Set task |
Provide an exact reproduction of every entry.
--- BEGIN Source records ---
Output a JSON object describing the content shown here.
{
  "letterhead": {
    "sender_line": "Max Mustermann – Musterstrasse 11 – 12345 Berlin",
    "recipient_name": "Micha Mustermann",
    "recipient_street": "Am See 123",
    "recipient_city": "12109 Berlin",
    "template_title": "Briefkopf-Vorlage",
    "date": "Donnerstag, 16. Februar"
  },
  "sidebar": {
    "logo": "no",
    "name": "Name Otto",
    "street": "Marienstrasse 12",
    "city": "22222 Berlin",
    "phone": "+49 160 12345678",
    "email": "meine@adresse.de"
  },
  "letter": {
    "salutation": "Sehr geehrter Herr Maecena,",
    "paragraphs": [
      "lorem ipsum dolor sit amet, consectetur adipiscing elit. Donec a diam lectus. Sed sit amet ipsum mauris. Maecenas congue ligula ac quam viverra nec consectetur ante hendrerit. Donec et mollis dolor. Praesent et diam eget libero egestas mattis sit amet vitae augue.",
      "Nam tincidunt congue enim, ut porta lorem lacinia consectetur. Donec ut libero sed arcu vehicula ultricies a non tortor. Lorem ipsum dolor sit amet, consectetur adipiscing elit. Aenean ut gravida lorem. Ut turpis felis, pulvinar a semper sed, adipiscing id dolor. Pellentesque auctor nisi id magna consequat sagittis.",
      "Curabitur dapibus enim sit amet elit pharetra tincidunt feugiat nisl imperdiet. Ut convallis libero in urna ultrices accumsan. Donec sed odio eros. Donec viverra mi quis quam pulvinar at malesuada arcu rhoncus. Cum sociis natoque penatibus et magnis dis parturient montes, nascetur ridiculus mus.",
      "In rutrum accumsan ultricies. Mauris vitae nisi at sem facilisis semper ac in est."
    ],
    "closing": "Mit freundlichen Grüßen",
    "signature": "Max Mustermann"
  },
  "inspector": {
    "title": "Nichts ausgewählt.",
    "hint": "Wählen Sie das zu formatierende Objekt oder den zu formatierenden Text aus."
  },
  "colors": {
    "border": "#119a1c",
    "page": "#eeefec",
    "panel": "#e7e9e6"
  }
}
--- END Source records ---
Solution below |
Output a JSON object describing the content shown here.
{
  "letterhead": {
    "sender_line": "Max Mustermann – Musterstrasse 11 – 12345 Berlin",
    "recipient_name": "Micha Mustermann",
    "recipient_street": "Am See 123",
    "recipient_city": "12109 Berlin",
    "template_title": "Briefkopf-Vorlage",
    "date": "Donnerstag, 16. Februar"
  },
  "sidebar": {
    "logo": "no",
    "name": "Name Otto",
    "street": "Marienstrasse 12",
    "city": "22222 Berlin",
    "phone": "+49 160 12345678",
    "email": "meine@adresse.de"
  },
  "letter": {
    "salutation": "Sehr geehrter Herr Maecena,",
    "paragraphs": [
      "lorem ipsum dolor sit amet, consectetur adipiscing elit. Donec a diam lectus. Sed sit amet ipsum mauris. Maecenas congue ligula ac quam viverra nec consectetur ante hendrerit. Donec et mollis dolor. Praesent et diam eget libero egestas mattis sit amet vitae augue.",
      "Nam tincidunt congue enim, ut porta lorem lacinia consectetur. Donec ut libero sed arcu vehicula ultricies a non tortor. Lorem ipsum dolor sit amet, consectetur adipiscing elit. Aenean ut gravida lorem. Ut turpis felis, pulvinar a semper sed, adipiscing id dolor. Pellentesque auctor nisi id magna consequat sagittis.",
      "Curabitur dapibus enim sit amet elit pharetra tincidunt feugiat nisl imperdiet. Ut convallis libero in urna ultrices accumsan. Donec sed odio eros. Donec viverra mi quis quam pulvinar at malesuada arcu rhoncus. Cum sociis natoque penatibus et magnis dis parturient montes, nascetur ridiculus mus.",
      "In rutrum accumsan ultricies. Mauris vitae nisi at sem facilisis semper ac in est."
    ],
    "closing": "Mit freundlichen Grüßen",
    "signature": "Max Mustermann"
  },
  "inspector": {
    "title": "Nichts ausgewählt.",
    "hint": "Wählen Sie das zu formatierende Objekt oder den zu formatierenden Text aus."
  },
  "colors": {
    "border": "#119a1c",
    "page": "#eeefec",
    "panel": "#e7e9e6"
  }
}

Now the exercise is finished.